**Given problem**
Return the listing below in full, with every line exactly as it is.

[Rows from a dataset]
^^^^

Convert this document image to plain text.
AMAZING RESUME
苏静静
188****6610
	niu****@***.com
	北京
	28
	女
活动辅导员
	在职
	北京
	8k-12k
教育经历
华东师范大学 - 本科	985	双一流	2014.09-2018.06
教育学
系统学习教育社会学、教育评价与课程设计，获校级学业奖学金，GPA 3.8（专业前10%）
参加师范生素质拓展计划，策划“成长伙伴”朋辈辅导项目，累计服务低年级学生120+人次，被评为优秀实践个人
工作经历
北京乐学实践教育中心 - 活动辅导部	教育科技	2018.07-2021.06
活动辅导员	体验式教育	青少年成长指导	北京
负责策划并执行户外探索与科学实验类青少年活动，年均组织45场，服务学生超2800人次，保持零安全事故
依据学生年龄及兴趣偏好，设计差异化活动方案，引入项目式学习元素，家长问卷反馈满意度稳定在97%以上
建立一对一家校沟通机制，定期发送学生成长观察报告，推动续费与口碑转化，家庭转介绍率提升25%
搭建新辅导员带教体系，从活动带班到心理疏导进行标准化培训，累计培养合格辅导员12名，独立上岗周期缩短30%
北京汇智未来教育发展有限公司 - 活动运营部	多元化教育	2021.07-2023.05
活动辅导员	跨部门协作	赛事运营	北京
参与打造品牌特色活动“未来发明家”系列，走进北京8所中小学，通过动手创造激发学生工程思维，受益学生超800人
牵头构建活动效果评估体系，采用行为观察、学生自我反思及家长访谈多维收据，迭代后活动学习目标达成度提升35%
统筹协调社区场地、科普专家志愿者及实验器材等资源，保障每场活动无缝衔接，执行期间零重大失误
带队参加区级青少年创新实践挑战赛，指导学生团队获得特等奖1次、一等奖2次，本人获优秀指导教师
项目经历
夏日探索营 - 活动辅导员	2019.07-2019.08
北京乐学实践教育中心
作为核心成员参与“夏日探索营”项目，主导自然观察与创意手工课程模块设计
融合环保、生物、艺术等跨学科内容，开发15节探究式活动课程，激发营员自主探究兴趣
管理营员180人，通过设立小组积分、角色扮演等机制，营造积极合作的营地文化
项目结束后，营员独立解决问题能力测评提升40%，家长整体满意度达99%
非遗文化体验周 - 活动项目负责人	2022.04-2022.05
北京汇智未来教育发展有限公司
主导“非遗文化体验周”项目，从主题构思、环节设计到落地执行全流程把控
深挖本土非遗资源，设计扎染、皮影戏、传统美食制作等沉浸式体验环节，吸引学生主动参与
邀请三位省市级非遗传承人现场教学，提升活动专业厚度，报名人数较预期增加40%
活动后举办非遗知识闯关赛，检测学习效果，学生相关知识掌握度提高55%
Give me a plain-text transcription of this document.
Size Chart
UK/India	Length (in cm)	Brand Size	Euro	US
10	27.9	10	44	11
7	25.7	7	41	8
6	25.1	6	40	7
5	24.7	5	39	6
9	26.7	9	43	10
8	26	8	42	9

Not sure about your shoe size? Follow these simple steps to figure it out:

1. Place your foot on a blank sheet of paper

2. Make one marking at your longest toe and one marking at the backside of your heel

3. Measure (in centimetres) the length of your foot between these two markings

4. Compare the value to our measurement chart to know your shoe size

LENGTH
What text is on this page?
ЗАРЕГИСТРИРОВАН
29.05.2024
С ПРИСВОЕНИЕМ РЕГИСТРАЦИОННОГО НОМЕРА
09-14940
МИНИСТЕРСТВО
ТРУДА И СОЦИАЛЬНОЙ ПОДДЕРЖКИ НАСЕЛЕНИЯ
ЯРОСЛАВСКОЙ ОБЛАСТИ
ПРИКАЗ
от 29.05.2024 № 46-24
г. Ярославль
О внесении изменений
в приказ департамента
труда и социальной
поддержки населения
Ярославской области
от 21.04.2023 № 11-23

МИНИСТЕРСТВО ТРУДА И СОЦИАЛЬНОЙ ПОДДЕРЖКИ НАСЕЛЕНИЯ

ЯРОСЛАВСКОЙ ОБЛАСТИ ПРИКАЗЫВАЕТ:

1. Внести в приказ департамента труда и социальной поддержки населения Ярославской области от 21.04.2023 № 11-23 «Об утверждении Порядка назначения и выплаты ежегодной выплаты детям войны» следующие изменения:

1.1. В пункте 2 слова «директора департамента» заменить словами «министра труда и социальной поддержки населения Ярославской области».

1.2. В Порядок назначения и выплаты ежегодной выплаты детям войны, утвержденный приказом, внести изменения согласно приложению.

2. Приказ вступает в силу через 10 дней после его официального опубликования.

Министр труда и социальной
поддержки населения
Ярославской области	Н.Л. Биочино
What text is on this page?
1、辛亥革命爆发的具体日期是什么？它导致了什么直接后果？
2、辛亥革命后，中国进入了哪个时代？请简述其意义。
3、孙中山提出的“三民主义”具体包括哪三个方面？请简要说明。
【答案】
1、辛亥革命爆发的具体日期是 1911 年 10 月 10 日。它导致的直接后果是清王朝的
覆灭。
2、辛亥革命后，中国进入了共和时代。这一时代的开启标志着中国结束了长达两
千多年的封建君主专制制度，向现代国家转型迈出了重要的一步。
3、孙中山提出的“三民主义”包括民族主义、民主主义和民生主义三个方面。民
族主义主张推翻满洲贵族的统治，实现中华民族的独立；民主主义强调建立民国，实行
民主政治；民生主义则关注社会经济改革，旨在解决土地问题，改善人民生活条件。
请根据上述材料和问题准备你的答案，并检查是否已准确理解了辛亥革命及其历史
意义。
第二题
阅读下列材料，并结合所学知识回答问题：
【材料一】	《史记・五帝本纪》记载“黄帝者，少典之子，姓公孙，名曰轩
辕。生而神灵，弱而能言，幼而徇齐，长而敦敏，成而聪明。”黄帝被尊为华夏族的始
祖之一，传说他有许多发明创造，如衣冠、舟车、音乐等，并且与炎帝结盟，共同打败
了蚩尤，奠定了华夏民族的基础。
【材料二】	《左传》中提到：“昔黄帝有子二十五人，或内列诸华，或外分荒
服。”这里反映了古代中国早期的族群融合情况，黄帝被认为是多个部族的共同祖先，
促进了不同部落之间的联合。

^^^^

**The answer**
Convert this document image to plain text.
AMAZING RESUME
苏静静
188****6610
	niu****@***.com
	北京
	28
	女
活动辅导员
	在职
	北京
	8k-12k
教育经历
华东师范大学 - 本科	985	双一流	2014.09-2018.06
教育学
系统学习教育社会学、教育评价与课程设计，获校级学业奖学金，GPA 3.8（专业前10%）
参加师范生素质拓展计划，策划“成长伙伴”朋辈辅导项目，累计服务低年级学生120+人次，被评为优秀实践个人
工作经历
北京乐学实践教育中心 - 活动辅导部	教育科技	2018.07-2021.06
活动辅导员	体验式教育	青少年成长指导	北京
负责策划并执行户外探索与科学实验类青少年活动，年均组织45场，服务学生超2800人次，保持零安全事故
依据学生年龄及兴趣偏好，设计差异化活动方案，引入项目式学习元素，家长问卷反馈满意度稳定在97%以上
建立一对一家校沟通机制，定期发送学生成长观察报告，推动续费与口碑转化，家庭转介绍率提升25%
搭建新辅导员带教体系，从活动带班到心理疏导进行标准化培训，累计培养合格辅导员12名，独立上岗周期缩短30%
北京汇智未来教育发展有限公司 - 活动运营部	多元化教育	2021.07-2023.05
活动辅导员	跨部门协作	赛事运营	北京
参与打造品牌特色活动“未来发明家”系列，走进北京8所中小学，通过动手创造激发学生工程思维，受益学生超800人
牵头构建活动效果评估体系，采用行为观察、学生自我反思及家长访谈多维收据，迭代后活动学习目标达成度提升35%
统筹协调社区场地、科普专家志愿者及实验器材等资源，保障每场活动无缝衔接，执行期间零重大失误
带队参加区级青少年创新实践挑战赛，指导学生团队获得特等奖1次、一等奖2次，本人获优秀指导教师
项目经历
夏日探索营 - 活动辅导员	2019.07-2019.08
北京乐学实践教育中心
作为核心成员参与“夏日探索营”项目，主导自然观察与创意手工课程模块设计
融合环保、生物、艺术等跨学科内容，开发15节探究式活动课程，激发营员自主探究兴趣
管理营员180人，通过设立小组积分、角色扮演等机制，营造积极合作的营地文化
项目结束后，营员独立解决问题能力测评提升40%，家长整体满意度达99%
非遗文化体验周 - 活动项目负责人	2022.04-2022.05
北京汇智未来教育发展有限公司
主导“非遗文化体验周”项目，从主题构思、环节设计到落地执行全流程把控
深挖本土非遗资源，设计扎染、皮影戏、传统美食制作等沉浸式体验环节，吸引学生主动参与
邀请三位省市级非遗传承人现场教学，提升活动专业厚度，报名人数较预期增加40%
活动后举办非遗知识闯关赛，检测学习效果，学生相关知识掌握度提高55%
Give me a plain-text transcription of this document.
Size Chart
UK/India	Length (in cm)	Brand Size	Euro	US
10	27.9	10	44	11
7	25.7	7	41	8
6	25.1	6	40	7
5	24.7	5	39	6
9	26.7	9	43	10
8	26	8	42	9

Not sure about your shoe size? Follow these simple steps to figure it out:

1. Place your foot on a blank sheet of paper

2. Make one marking at your longest toe and one marking at the backside of your heel

3. Measure (in centimetres) the length of your foot between these two markings

4. Compare the value to our measurement chart to know your shoe size

LENGTH
What text is on this page?
ЗАРЕГИСТРИРОВАН
29.05.2024
С ПРИСВОЕНИЕМ РЕГИСТРАЦИОННОГО НОМЕРА
09-14940
МИНИСТЕРСТВО
ТРУДА И СОЦИАЛЬНОЙ ПОДДЕРЖКИ НАСЕЛЕНИЯ
ЯРОСЛАВСКОЙ ОБЛАСТИ
ПРИКАЗ
от 29.05.2024 № 46-24
г. Ярославль
О внесении изменений
в приказ департамента
труда и социальной
поддержки населения
Ярославской области
от 21.04.2023 № 11-23

МИНИСТЕРСТВО ТРУДА И СОЦИАЛЬНОЙ ПОДДЕРЖКИ НАСЕЛЕНИЯ

ЯРОСЛАВСКОЙ ОБЛАСТИ ПРИКАЗЫВАЕТ:

1. Внести в приказ департамента труда и социальной поддержки населения Ярославской области от 21.04.2023 № 11-23 «Об утверждении Порядка назначения и выплаты ежегодной выплаты детям войны» следующие изменения:

1.1. В пункте 2 слова «директора департамента» заменить словами «министра труда и социальной поддержки населения Ярославской области».

1.2. В Порядок назначения и выплаты ежегодной выплаты детям войны, утвержденный приказом, внести изменения согласно приложению.

2. Приказ вступает в силу через 10 дней после его официального опубликования.

Министр труда и социальной
поддержки населения
Ярославской области	Н.Л. Биочино
What text is on this page?
1、辛亥革命爆发的具体日期是什么？它导致了什么直接后果？
2、辛亥革命后，中国进入了哪个时代？请简述其意义。
3、孙中山提出的“三民主义”具体包括哪三个方面？请简要说明。
【答案】
1、辛亥革命爆发的具体日期是 1911 年 10 月 10 日。它导致的直接后果是清王朝的
覆灭。
2、辛亥革命后，中国进入了共和时代。这一时代的开启标志着中国结束了长达两
千多年的封建君主专制制度，向现代国家转型迈出了重要的一步。
3、孙中山提出的“三民主义”包括民族主义、民主主义和民生主义三个方面。民
族主义主张推翻满洲贵族的统治，实现中华民族的独立；民主主义强调建立民国，实行
民主政治；民生主义则关注社会经济改革，旨在解决土地问题，改善人民生活条件。
请根据上述材料和问题准备你的答案，并检查是否已准确理解了辛亥革命及其历史
意义。
第二题
阅读下列材料，并结合所学知识回答问题：
【材料一】	《史记・五帝本纪》记载“黄帝者，少典之子，姓公孙，名曰轩
辕。生而神灵，弱而能言，幼而徇齐，长而敦敏，成而聪明。”黄帝被尊为华夏族的始
祖之一，传说他有许多发明创造，如衣冠、舟车、音乐等，并且与炎帝结盟，共同打败
了蚩尤，奠定了华夏民族的基础。
【材料二】	《左传》中提到：“昔黄帝有子二十五人，或内列诸华，或外分荒
服。”这里反映了古代中国早期的族群融合情况，黄帝被认为是多个部族的共同祖先，
促进了不同部落之间的联合。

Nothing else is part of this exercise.